REQUIRED TASK:
Using the listing below, give the number of lines where "readable" appears, and nothing else.

[Dataset excerpt]

_ _ _ _ _ _ _

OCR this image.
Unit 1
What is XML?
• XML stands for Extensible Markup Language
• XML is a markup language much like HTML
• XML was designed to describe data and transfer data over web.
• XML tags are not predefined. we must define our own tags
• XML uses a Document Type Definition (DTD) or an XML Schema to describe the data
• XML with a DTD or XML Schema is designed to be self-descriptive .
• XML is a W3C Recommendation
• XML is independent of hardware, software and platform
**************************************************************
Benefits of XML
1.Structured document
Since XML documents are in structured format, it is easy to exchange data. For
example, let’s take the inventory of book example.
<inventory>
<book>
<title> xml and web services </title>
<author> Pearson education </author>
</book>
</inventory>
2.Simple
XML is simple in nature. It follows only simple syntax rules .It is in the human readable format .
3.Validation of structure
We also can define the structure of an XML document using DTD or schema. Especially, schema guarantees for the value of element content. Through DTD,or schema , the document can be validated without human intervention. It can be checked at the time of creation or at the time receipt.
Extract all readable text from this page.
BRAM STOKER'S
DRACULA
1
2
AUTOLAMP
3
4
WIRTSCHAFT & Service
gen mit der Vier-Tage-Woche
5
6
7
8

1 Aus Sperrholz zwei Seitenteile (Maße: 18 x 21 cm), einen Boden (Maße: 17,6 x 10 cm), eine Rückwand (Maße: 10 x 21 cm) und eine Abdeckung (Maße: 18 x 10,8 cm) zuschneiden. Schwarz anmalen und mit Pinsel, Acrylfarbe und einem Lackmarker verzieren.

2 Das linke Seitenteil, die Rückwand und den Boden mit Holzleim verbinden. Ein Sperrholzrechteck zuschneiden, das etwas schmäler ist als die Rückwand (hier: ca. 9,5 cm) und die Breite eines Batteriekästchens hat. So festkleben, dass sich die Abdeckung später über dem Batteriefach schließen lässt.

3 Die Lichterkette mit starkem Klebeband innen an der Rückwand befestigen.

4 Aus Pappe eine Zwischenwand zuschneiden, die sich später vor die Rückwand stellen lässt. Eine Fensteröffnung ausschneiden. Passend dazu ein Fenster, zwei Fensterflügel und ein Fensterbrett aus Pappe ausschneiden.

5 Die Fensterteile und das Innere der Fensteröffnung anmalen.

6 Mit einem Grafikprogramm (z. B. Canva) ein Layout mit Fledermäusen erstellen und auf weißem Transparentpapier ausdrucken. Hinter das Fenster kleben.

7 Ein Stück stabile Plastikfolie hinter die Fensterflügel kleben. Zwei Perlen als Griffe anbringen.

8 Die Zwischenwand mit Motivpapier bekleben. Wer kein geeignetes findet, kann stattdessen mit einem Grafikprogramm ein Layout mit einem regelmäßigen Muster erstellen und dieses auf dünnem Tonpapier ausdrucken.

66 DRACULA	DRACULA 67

_ _ _ _ _ _ _

RESPONSE TO THIS TASK:
2